STATED EXERCISE
Wherever the word "Fiabilité" shows up in a line, please copy that line.

DATASET
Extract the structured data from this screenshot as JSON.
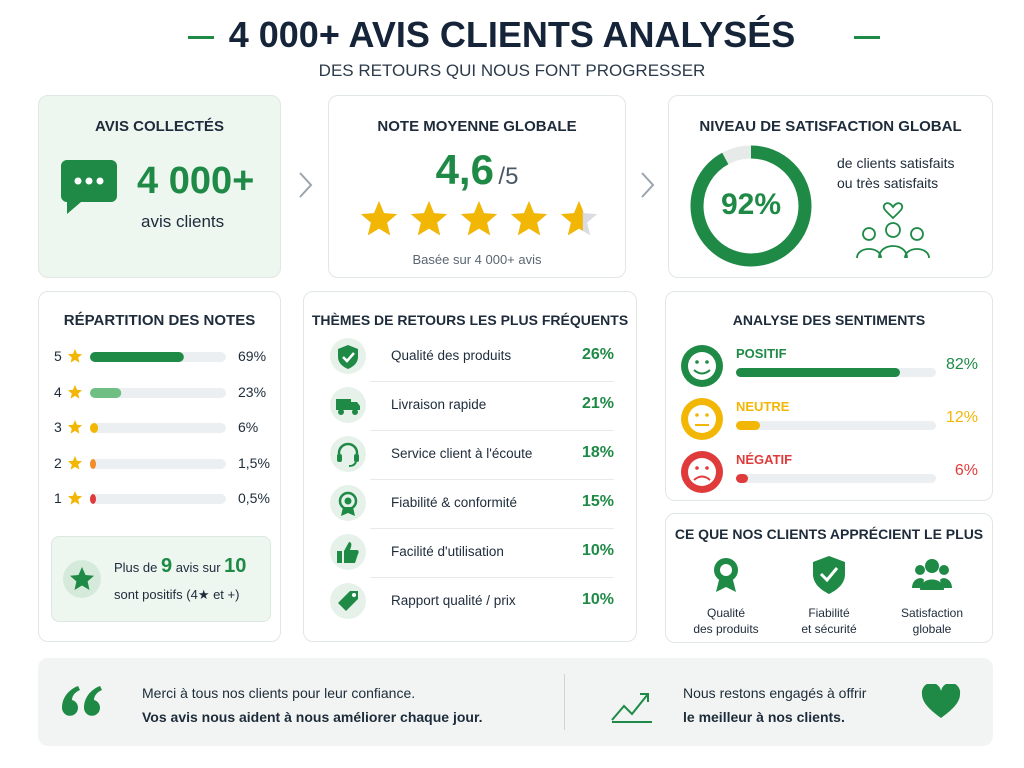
{
  "header": {
    "title": "4 000+ AVIS CLIENTS ANALYSÉS",
    "subtitle": "DES RETOURS QUI NOUS FONT PROGRESSER"
  },
  "kpis": {
    "collected": {
      "title": "AVIS COLLECTÉS",
      "value": "4 000+",
      "caption": "avis clients"
    },
    "rating": {
      "title": "NOTE MOYENNE GLOBALE",
      "value": 4.6,
      "label": "4,6",
      "max": 5,
      "max_label": "/5",
      "caption": "Basée sur 4 000+ avis"
    },
    "satisfaction": {
      "title": "NIVEAU DE SATISFACTION GLOBAL",
      "value": 92,
      "label": "92%",
      "caption": [
        "de clients satisfaits",
        "ou très satisfaits"
      ]
    }
  },
  "distribution": {
    "title": "RÉPARTITION DES NOTES",
    "rows": [
      {
        "stars": "5",
        "value": 69,
        "label": "69%",
        "color": "#1e8a46"
      },
      {
        "stars": "4",
        "value": 23,
        "label": "23%",
        "color": "#6fbf84"
      },
      {
        "stars": "3",
        "value": 6,
        "label": "6%",
        "color": "#f2b705"
      },
      {
        "stars": "2",
        "value": 1.5,
        "label": "1,5%",
        "color": "#f28c28"
      },
      {
        "stars": "1",
        "value": 0.5,
        "label": "0,5%",
        "color": "#e03b3b"
      }
    ],
    "summary": {
      "prefix": "Plus de",
      "count": "9",
      "middle": "avis sur",
      "total": "10",
      "suffix": "sont positifs (4★ et +)"
    }
  },
  "themes": {
    "title": "THÈMES DE RETOURS LES PLUS FRÉQUENTS",
    "rows": [
      {
        "label": "Qualité des produits",
        "value": 26,
        "value_label": "26%"
      },
      {
        "label": "Livraison rapide",
        "value": 21,
        "value_label": "21%"
      },
      {
        "label": "Service client à l'écoute",
        "value": 18,
        "value_label": "18%"
      },
      {
        "label": "Fiabilité & conformité",
        "value": 15,
        "value_label": "15%"
      },
      {
        "label": "Facilité d'utilisation",
        "value": 10,
        "value_label": "10%"
      },
      {
        "label": "Rapport qualité / prix",
        "value": 10,
        "value_label": "10%"
      }
    ]
  },
  "sentiments": {
    "title": "ANALYSE DES SENTIMENTS",
    "rows": [
      {
        "name": "POSITIF",
        "value": 82,
        "label": "82%",
        "color": "#1e8a46"
      },
      {
        "name": "NEUTRE",
        "value": 12,
        "label": "12%",
        "color": "#f2b705"
      },
      {
        "name": "NÉGATIF",
        "value": 6,
        "label": "6%",
        "color": "#e03b3b"
      }
    ]
  },
  "appreciated": {
    "title": "CE QUE NOS CLIENTS APPRÉCIENT LE PLUS",
    "items": [
      {
        "lines": [
          "Qualité",
          "des produits"
        ]
      },
      {
        "lines": [
          "Fiabilité",
          "et sécurité"
        ]
      },
      {
        "lines": [
          "Satisfaction",
          "globale"
        ]
      }
    ]
  },
  "footer": {
    "left": [
      "Merci à tous nos clients pour leur confiance.",
      "Vos avis nous aident à nous améliorer chaque jour."
    ],
    "right": [
      "Nous restons engagés à offrir",
      "le meilleur à nos clients."
    ]
  }
}
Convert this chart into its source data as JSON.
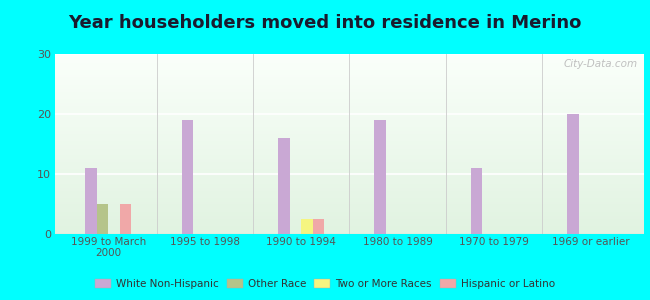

EXERCISE SOLUTION
        "label": "Fiabilité & conformité",
          "Fiabilité",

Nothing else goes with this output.